What to work on: Copy out all the records exactly.

Extracted data:
* Begin *

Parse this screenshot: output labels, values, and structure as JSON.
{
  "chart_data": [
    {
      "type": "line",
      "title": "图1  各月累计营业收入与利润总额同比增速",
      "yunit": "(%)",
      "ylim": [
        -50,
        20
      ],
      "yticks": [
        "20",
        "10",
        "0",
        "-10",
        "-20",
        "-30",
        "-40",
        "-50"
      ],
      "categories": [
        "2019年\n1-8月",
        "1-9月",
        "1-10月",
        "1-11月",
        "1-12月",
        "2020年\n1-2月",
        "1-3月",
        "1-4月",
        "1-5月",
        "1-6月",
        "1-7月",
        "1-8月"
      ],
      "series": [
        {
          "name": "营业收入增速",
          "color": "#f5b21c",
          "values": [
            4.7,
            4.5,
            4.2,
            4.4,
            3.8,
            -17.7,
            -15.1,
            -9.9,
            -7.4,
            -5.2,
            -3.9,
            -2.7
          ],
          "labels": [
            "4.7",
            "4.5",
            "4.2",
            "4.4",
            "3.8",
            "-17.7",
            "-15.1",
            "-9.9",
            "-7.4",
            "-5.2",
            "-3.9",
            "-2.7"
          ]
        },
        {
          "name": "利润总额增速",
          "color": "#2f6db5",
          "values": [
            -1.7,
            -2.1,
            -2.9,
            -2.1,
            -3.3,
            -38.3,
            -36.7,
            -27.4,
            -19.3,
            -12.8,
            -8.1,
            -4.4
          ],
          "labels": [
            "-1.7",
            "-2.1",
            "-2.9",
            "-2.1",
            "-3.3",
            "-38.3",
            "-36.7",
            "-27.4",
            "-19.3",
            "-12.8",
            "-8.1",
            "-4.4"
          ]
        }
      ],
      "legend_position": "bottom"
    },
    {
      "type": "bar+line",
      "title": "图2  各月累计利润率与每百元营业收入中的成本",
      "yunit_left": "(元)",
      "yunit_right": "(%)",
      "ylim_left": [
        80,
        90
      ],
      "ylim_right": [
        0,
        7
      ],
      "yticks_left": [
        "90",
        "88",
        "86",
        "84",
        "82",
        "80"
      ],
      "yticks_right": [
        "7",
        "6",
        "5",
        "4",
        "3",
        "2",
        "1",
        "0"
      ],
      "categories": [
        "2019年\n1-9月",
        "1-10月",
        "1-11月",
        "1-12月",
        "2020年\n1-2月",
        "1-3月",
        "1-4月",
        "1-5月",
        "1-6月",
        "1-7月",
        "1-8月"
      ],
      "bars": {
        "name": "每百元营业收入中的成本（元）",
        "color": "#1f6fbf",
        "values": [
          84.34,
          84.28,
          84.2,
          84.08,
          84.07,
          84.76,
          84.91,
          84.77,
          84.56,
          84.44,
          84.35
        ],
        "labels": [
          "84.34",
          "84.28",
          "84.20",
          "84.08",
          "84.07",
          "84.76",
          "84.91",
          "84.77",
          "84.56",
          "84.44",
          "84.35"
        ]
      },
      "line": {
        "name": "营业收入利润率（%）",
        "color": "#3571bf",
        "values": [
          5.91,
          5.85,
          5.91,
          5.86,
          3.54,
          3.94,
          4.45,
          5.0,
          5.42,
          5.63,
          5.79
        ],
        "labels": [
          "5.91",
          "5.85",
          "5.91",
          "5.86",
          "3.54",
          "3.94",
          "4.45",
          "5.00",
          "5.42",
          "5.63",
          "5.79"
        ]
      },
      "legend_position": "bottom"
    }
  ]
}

* End *

Worked solution:
Parse this screenshot: output labels, values, and structure as JSON.
{
  "chart_data": [
    {
      "type": "line",
      "title": "图1  各月累计营业收入与利润总额同比增速",
      "yunit": "(%)",
      "ylim": [
        -50,
        20
      ],
      "yticks": [
        "20",
        "10",
        "0",
        "-10",
        "-20",
        "-30",
        "-40",
        "-50"
      ],
      "categories": [
        "2019年\n1-8月",
        "1-9月",
        "1-10月",
        "1-11月",
        "1-12月",
        "2020年\n1-2月",
        "1-3月",
        "1-4月",
        "1-5月",
        "1-6月",
        "1-7月",
        "1-8月"
      ],
      "series": [
        {
          "name": "营业收入增速",
          "color": "#f5b21c",
          "values": [
            4.7,
            4.5,
            4.2,
            4.4,
            3.8,
            -17.7,
            -15.1,
            -9.9,
            -7.4,
            -5.2,
            -3.9,
            -2.7
          ],
          "labels": [
            "4.7",
            "4.5",
            "4.2",
            "4.4",
            "3.8",
            "-17.7",
            "-15.1",
            "-9.9",
            "-7.4",
            "-5.2",
            "-3.9",
            "-2.7"
          ]
        },
        {
          "name": "利润总额增速",
          "color": "#2f6db5",
          "values": [
            -1.7,
            -2.1,
            -2.9,
            -2.1,
            -3.3,
            -38.3,
            -36.7,
            -27.4,
            -19.3,
            -12.8,
            -8.1,
            -4.4
          ],
          "labels": [
            "-1.7",
            "-2.1",
            "-2.9",
            "-2.1",
            "-3.3",
            "-38.3",
            "-36.7",
            "-27.4",
            "-19.3",
            "-12.8",
            "-8.1",
            "-4.4"
          ]
        }
      ],
      "legend_position": "bottom"
    },
    {
      "type": "bar+line",
      "title": "图2  各月累计利润率与每百元营业收入中的成本",
      "yunit_left": "(元)",
      "yunit_right": "(%)",
      "ylim_left": [
        80,
        90
      ],
      "ylim_right": [
        0,
        7
      ],
      "yticks_left": [
        "90",
        "88",
        "86",
        "84",
        "82",
        "80"
      ],
      "yticks_right": [
        "7",
        "6",
        "5",
        "4",
        "3",
        "2",
        "1",
        "0"
      ],
      "categories": [
        "2019年\n1-9月",
        "1-10月",
        "1-11月",
        "1-12月",
        "2020年\n1-2月",
        "1-3月",
        "1-4月",
        "1-5月",
        "1-6月",
        "1-7月",
        "1-8月"
      ],
      "bars": {
        "name": "每百元营业收入中的成本（元）",
        "color": "#1f6fbf",
        "values": [
          84.34,
          84.28,
          84.2,
          84.08,
          84.07,
          84.76,
          84.91,
          84.77,
          84.56,
          84.44,
          84.35
        ],
        "labels": [
          "84.34",
          "84.28",
          "84.20",
          "84.08",
          "84.07",
          "84.76",
          "84.91",
          "84.77",
          "84.56",
          "84.44",
          "84.35"
        ]
      },
      "line": {
        "name": "营业收入利润率（%）",
        "color": "#3571bf",
        "values": [
          5.91,
          5.85,
          5.91,
          5.86,
          3.54,
          3.94,
          4.45,
          5.0,
          5.42,
          5.63,
          5.79
        ],
        "labels": [
          "5.91",
          "5.85",
          "5.91",
          "5.86",
          "3.54",
          "3.94",
          "4.45",
          "5.00",
          "5.42",
          "5.63",
          "5.79"
        ]
      },
      "legend_position": "bottom"
    }
  ]
}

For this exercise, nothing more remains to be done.